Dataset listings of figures
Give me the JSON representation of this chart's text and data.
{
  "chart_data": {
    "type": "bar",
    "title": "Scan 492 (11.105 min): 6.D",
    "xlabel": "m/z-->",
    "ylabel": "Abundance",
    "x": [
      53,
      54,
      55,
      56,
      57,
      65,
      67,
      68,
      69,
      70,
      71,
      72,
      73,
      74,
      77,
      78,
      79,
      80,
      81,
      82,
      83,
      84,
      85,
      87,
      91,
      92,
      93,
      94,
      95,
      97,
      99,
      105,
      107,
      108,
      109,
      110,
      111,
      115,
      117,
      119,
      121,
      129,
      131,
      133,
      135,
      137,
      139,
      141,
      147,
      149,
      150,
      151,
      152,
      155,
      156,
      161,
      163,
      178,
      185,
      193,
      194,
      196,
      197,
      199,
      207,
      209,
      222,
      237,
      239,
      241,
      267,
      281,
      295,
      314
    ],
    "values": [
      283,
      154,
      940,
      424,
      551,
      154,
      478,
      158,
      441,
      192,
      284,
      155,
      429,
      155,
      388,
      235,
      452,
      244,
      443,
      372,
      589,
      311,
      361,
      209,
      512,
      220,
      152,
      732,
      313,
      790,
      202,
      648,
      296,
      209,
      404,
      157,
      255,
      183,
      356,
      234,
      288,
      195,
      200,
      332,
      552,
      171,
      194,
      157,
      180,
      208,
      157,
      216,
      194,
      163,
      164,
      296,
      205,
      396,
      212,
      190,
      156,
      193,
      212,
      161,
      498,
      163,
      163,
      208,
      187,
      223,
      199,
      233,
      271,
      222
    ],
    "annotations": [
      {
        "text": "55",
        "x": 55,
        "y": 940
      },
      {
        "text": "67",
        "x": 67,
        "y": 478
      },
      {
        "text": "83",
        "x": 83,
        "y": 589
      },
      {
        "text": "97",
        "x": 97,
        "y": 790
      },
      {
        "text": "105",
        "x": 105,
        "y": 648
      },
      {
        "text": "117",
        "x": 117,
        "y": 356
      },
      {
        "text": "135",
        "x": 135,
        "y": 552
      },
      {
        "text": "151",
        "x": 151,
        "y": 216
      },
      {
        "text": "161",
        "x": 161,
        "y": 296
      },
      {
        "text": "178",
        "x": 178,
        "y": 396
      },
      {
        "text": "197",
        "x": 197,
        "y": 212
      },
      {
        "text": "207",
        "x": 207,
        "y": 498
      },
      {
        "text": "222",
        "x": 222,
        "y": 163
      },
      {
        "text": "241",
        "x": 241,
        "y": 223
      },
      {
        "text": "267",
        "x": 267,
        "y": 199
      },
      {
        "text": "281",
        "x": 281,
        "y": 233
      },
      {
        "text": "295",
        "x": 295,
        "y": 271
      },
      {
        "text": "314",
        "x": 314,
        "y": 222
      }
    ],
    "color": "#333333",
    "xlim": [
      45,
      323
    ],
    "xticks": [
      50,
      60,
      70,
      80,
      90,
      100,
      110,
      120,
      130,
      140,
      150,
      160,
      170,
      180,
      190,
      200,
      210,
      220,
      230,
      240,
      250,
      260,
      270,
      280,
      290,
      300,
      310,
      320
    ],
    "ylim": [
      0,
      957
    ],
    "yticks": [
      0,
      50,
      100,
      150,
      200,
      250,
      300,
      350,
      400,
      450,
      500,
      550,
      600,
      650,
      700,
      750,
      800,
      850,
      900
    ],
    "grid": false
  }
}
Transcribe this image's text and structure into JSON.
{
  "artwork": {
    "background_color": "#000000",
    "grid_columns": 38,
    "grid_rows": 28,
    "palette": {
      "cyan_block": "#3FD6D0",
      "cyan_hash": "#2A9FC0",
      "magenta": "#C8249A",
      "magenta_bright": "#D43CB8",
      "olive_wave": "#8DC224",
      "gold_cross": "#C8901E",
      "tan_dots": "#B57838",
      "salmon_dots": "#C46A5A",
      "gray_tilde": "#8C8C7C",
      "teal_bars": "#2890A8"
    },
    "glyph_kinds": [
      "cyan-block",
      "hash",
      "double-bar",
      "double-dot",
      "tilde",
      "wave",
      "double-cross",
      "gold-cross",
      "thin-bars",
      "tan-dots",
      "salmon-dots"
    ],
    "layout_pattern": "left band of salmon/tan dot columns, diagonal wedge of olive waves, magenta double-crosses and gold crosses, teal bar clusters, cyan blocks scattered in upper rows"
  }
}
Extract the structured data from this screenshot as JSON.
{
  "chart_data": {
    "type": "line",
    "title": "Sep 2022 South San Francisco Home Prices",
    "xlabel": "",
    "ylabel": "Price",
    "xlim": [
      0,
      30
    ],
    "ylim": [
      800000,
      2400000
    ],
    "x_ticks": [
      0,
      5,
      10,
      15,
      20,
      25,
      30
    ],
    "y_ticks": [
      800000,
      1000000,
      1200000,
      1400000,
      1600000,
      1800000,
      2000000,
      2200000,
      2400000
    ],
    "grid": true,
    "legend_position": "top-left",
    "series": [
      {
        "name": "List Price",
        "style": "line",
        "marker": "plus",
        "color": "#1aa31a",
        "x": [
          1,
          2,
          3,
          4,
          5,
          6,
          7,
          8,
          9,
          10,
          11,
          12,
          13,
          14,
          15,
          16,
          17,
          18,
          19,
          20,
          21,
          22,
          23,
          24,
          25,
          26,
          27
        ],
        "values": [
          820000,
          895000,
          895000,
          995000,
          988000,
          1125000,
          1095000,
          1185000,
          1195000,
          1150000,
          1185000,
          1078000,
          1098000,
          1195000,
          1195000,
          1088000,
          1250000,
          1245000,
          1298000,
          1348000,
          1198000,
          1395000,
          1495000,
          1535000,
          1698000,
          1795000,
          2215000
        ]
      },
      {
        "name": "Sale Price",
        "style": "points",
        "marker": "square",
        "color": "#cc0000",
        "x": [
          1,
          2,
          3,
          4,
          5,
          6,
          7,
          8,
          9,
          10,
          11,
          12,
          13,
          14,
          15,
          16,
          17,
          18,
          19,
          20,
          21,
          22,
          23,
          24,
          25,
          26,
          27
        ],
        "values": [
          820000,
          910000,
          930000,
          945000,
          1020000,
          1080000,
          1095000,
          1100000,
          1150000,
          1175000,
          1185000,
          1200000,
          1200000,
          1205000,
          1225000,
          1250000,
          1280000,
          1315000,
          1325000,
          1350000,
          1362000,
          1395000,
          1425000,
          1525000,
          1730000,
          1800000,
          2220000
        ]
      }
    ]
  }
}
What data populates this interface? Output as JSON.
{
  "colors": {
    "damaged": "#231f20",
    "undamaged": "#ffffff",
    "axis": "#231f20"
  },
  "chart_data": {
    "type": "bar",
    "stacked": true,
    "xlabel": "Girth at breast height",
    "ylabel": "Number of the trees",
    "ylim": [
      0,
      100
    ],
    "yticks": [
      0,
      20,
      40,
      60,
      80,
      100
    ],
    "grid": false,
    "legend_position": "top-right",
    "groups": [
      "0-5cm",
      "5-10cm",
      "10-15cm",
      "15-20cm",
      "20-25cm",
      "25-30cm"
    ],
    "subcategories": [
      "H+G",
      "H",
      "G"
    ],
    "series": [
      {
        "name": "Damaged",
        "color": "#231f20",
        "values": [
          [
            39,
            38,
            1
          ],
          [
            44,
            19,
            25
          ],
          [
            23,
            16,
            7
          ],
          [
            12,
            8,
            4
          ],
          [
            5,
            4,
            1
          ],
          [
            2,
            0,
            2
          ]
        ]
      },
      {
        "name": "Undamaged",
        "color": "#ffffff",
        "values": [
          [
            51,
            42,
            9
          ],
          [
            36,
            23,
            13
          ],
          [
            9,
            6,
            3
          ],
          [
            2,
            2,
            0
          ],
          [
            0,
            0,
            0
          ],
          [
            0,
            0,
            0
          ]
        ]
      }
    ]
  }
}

◆ TASK REQUIREMENTS:
The records above are to be repeated exactly, in their entirety.

◆ RESPONSE TO THIS TASK:
Give me the JSON representation of this chart's text and data.
{
  "chart_data": {
    "type": "bar",
    "title": "Scan 492 (11.105 min): 6.D",
    "xlabel": "m/z-->",
    "ylabel": "Abundance",
    "x": [
      53,
      54,
      55,
      56,
      57,
      65,
      67,
      68,
      69,
      70,
      71,
      72,
      73,
      74,
      77,
      78,
      79,
      80,
      81,
      82,
      83,
      84,
      85,
      87,
      91,
      92,
      93,
      94,
      95,
      97,
      99,
      105,
      107,
      108,
      109,
      110,
      111,
      115,
      117,
      119,
      121,
      129,
      131,
      133,
      135,
      137,
      139,
      141,
      147,
      149,
      150,
      151,
      152,
      155,
      156,
      161,
      163,
      178,
      185,
      193,
      194,
      196,
      197,
      199,
      207,
      209,
      222,
      237,
      239,
      241,
      267,
      281,
      295,
      314
    ],
    "values": [
      283,
      154,
      940,
      424,
      551,
      154,
      478,
      158,
      441,
      192,
      284,
      155,
      429,
      155,
      388,
      235,
      452,
      244,
      443,
      372,
      589,
      311,
      361,
      209,
      512,
      220,
      152,
      732,
      313,
      790,
      202,
      648,
      296,
      209,
      404,
      157,
      255,
      183,
      356,
      234,
      288,
      195,
      200,
      332,
      552,
      171,
      194,
      157,
      180,
      208,
      157,
      216,
      194,
      163,
      164,
      296,
      205,
      396,
      212,
      190,
      156,
      193,
      212,
      161,
      498,
      163,
      163,
      208,
      187,
      223,
      199,
      233,
      271,
      222
    ],
    "annotations": [
      {
        "text": "55",
        "x": 55,
        "y": 940
      },
      {
        "text": "67",
        "x": 67,
        "y": 478
      },
      {
        "text": "83",
        "x": 83,
        "y": 589
      },
      {
        "text": "97",
        "x": 97,
        "y": 790
      },
      {
        "text": "105",
        "x": 105,
        "y": 648
      },
      {
        "text": "117",
        "x": 117,
        "y": 356
      },
      {
        "text": "135",
        "x": 135,
        "y": 552
      },
      {
        "text": "151",
        "x": 151,
        "y": 216
      },
      {
        "text": "161",
        "x": 161,
        "y": 296
      },
      {
        "text": "178",
        "x": 178,
        "y": 396
      },
      {
        "text": "197",
        "x": 197,
        "y": 212
      },
      {
        "text": "207",
        "x": 207,
        "y": 498
      },
      {
        "text": "222",
        "x": 222,
        "y": 163
      },
      {
        "text": "241",
        "x": 241,
        "y": 223
      },
      {
        "text": "267",
        "x": 267,
        "y": 199
      },
      {
        "text": "281",
        "x": 281,
        "y": 233
      },
      {
        "text": "295",
        "x": 295,
        "y": 271
      },
      {
        "text": "314",
        "x": 314,
        "y": 222
      }
    ],
    "color": "#333333",
    "xlim": [
      45,
      323
    ],
    "xticks": [
      50,
      60,
      70,
      80,
      90,
      100,
      110,
      120,
      130,
      140,
      150,
      160,
      170,
      180,
      190,
      200,
      210,
      220,
      230,
      240,
      250,
      260,
      270,
      280,
      290,
      300,
      310,
      320
    ],
    "ylim": [
      0,
      957
    ],
    "yticks": [
      0,
      50,
      100,
      150,
      200,
      250,
      300,
      350,
      400,
      450,
      500,
      550,
      600,
      650,
      700,
      750,
      800,
      850,
      900
    ],
    "grid": false
  }
}
Transcribe this image's text and structure into JSON.
{
  "artwork": {
    "background_color": "#000000",
    "grid_columns": 38,
    "grid_rows": 28,
    "palette": {
      "cyan_block": "#3FD6D0",
      "cyan_hash": "#2A9FC0",
      "magenta": "#C8249A",
      "magenta_bright": "#D43CB8",
      "olive_wave": "#8DC224",
      "gold_cross": "#C8901E",
      "tan_dots": "#B57838",
      "salmon_dots": "#C46A5A",
      "gray_tilde": "#8C8C7C",
      "teal_bars": "#2890A8"
    },
    "glyph_kinds": [
      "cyan-block",
      "hash",
      "double-bar",
      "double-dot",
      "tilde",
      "wave",
      "double-cross",
      "gold-cross",
      "thin-bars",
      "tan-dots",
      "salmon-dots"
    ],
    "layout_pattern": "left band of salmon/tan dot columns, diagonal wedge of olive waves, magenta double-crosses and gold crosses, teal bar clusters, cyan blocks scattered in upper rows"
  }
}
Extract the structured data from this screenshot as JSON.
{
  "chart_data": {
    "type": "line",
    "title": "Sep 2022 South San Francisco Home Prices",
    "xlabel": "",
    "ylabel": "Price",
    "xlim": [
      0,
      30
    ],
    "ylim": [
      800000,
      2400000
    ],
    "x_ticks": [
      0,
      5,
      10,
      15,
      20,
      25,
      30
    ],
    "y_ticks": [
      800000,
      1000000,
      1200000,
      1400000,
      1600000,
      1800000,
      2000000,
      2200000,
      2400000
    ],
    "grid": true,
    "legend_position": "top-left",
    "series": [
      {
        "name": "List Price",
        "style": "line",
        "marker": "plus",
        "color": "#1aa31a",
        "x": [
          1,
          2,
          3,
          4,
          5,
          6,
          7,
          8,
          9,
          10,
          11,
          12,
          13,
          14,
          15,
          16,
          17,
          18,
          19,
          20,
          21,
          22,
          23,
          24,
          25,
          26,
          27
        ],
        "values": [
          820000,
          895000,
          895000,
          995000,
          988000,
          1125000,
          1095000,
          1185000,
          1195000,
          1150000,
          1185000,
          1078000,
          1098000,
          1195000,
          1195000,
          1088000,
          1250000,
          1245000,
          1298000,
          1348000,
          1198000,
          1395000,
          1495000,
          1535000,
          1698000,
          1795000,
          2215000
        ]
      },
      {
        "name": "Sale Price",
        "style": "points",
        "marker": "square",
        "color": "#cc0000",
        "x": [
          1,
          2,
          3,
          4,
          5,
          6,
          7,
          8,
          9,
          10,
          11,
          12,
          13,
          14,
          15,
          16,
          17,
          18,
          19,
          20,
          21,
          22,
          23,
          24,
          25,
          26,
          27
        ],
        "values": [
          820000,
          910000,
          930000,
          945000,
          1020000,
          1080000,
          1095000,
          1100000,
          1150000,
          1175000,
          1185000,
          1200000,
          1200000,
          1205000,
          1225000,
          1250000,
          1280000,
          1315000,
          1325000,
          1350000,
          1362000,
          1395000,
          1425000,
          1525000,
          1730000,
          1800000,
          2220000
        ]
      }
    ]
  }
}
What data populates this interface? Output as JSON.
{
  "colors": {
    "damaged": "#231f20",
    "undamaged": "#ffffff",
    "axis": "#231f20"
  },
  "chart_data": {
    "type": "bar",
    "stacked": true,
    "xlabel": "Girth at breast height",
    "ylabel": "Number of the trees",
    "ylim": [
      0,
      100
    ],
    "yticks": [
      0,
      20,
      40,
      60,
      80,
      100
    ],
    "grid": false,
    "legend_position": "top-right",
    "groups": [
      "0-5cm",
      "5-10cm",
      "10-15cm",
      "15-20cm",
      "20-25cm",
      "25-30cm"
    ],
    "subcategories": [
      "H+G",
      "H",
      "G"
    ],
    "series": [
      {
        "name": "Damaged",
        "color": "#231f20",
        "values": [
          [
            39,
            38,
            1
          ],
          [
            44,
            19,
            25
          ],
          [
            23,
            16,
            7
          ],
          [
            12,
            8,
            4
          ],
          [
            5,
            4,
            1
          ],
          [
            2,
            0,
            2
          ]
        ]
      },
      {
        "name": "Undamaged",
        "color": "#ffffff",
        "values": [
          [
            51,
            42,
            9
          ],
          [
            36,
            23,
            13
          ],
          [
            9,
            6,
            3
          ],
          [
            2,
            2,
            0
          ],
          [
            0,
            0,
            0
          ],
          [
            0,
            0,
            0
          ]
        ]
      }
    ]
  }
}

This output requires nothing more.